-- BEGIN RECORDED DATA --

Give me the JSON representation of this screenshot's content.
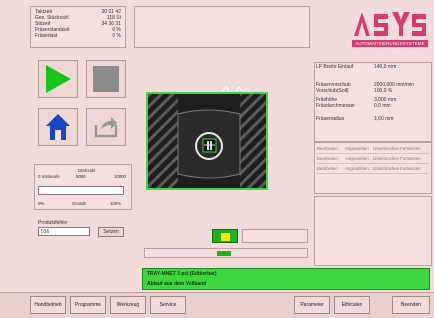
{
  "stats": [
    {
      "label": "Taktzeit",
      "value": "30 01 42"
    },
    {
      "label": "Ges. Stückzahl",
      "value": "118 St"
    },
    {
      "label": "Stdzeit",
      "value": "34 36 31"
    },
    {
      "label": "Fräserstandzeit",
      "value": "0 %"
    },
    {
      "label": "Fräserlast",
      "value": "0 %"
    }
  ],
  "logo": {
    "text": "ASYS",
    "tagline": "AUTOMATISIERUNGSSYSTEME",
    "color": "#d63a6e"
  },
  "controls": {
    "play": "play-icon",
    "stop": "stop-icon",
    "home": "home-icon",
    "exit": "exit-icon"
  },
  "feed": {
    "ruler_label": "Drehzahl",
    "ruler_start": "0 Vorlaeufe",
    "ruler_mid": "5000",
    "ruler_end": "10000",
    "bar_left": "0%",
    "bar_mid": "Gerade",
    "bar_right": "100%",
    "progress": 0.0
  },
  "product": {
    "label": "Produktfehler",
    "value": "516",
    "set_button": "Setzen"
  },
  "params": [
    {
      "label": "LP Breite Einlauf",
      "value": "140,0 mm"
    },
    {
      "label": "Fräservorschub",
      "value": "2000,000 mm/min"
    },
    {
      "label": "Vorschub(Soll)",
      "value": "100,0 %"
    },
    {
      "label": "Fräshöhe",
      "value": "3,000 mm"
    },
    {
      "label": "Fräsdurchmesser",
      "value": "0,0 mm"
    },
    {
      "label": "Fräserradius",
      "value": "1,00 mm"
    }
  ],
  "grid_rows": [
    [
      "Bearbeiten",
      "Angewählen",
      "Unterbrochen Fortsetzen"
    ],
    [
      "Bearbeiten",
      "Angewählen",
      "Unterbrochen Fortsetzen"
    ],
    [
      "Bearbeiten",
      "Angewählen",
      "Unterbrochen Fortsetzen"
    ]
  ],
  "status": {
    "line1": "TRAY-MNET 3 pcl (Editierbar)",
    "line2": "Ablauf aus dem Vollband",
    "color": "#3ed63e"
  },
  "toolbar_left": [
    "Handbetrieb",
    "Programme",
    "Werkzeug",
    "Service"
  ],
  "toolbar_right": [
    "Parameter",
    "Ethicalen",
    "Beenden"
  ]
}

-- END RECORDED DATA --

*JOB*: With the pictures omitted, reproduce the records in full and exactly.

*SOLUTION TO THE PROBLEM*:
Give me the JSON representation of this screenshot's content.
{
  "stats": [
    {
      "label": "Taktzeit",
      "value": "30 01 42"
    },
    {
      "label": "Ges. Stückzahl",
      "value": "118 St"
    },
    {
      "label": "Stdzeit",
      "value": "34 36 31"
    },
    {
      "label": "Fräserstandzeit",
      "value": "0 %"
    },
    {
      "label": "Fräserlast",
      "value": "0 %"
    }
  ],
  "logo": {
    "text": "ASYS",
    "tagline": "AUTOMATISIERUNGSSYSTEME",
    "color": "#d63a6e"
  },
  "controls": {
    "play": "play-icon",
    "stop": "stop-icon",
    "home": "home-icon",
    "exit": "exit-icon"
  },
  "feed": {
    "ruler_label": "Drehzahl",
    "ruler_start": "0 Vorlaeufe",
    "ruler_mid": "5000",
    "ruler_end": "10000",
    "bar_left": "0%",
    "bar_mid": "Gerade",
    "bar_right": "100%",
    "progress": 0.0
  },
  "product": {
    "label": "Produktfehler",
    "value": "516",
    "set_button": "Setzen"
  },
  "params": [
    {
      "label": "LP Breite Einlauf",
      "value": "140,0 mm"
    },
    {
      "label": "Fräservorschub",
      "value": "2000,000 mm/min"
    },
    {
      "label": "Vorschub(Soll)",
      "value": "100,0 %"
    },
    {
      "label": "Fräshöhe",
      "value": "3,000 mm"
    },
    {
      "label": "Fräsdurchmesser",
      "value": "0,0 mm"
    },
    {
      "label": "Fräserradius",
      "value": "1,00 mm"
    }
  ],
  "grid_rows": [
    [
      "Bearbeiten",
      "Angewählen",
      "Unterbrochen Fortsetzen"
    ],
    [
      "Bearbeiten",
      "Angewählen",
      "Unterbrochen Fortsetzen"
    ],
    [
      "Bearbeiten",
      "Angewählen",
      "Unterbrochen Fortsetzen"
    ]
  ],
  "status": {
    "line1": "TRAY-MNET 3 pcl (Editierbar)",
    "line2": "Ablauf aus dem Vollband",
    "color": "#3ed63e"
  },
  "toolbar_left": [
    "Handbetrieb",
    "Programme",
    "Werkzeug",
    "Service"
  ],
  "toolbar_right": [
    "Parameter",
    "Ethicalen",
    "Beenden"
  ]
}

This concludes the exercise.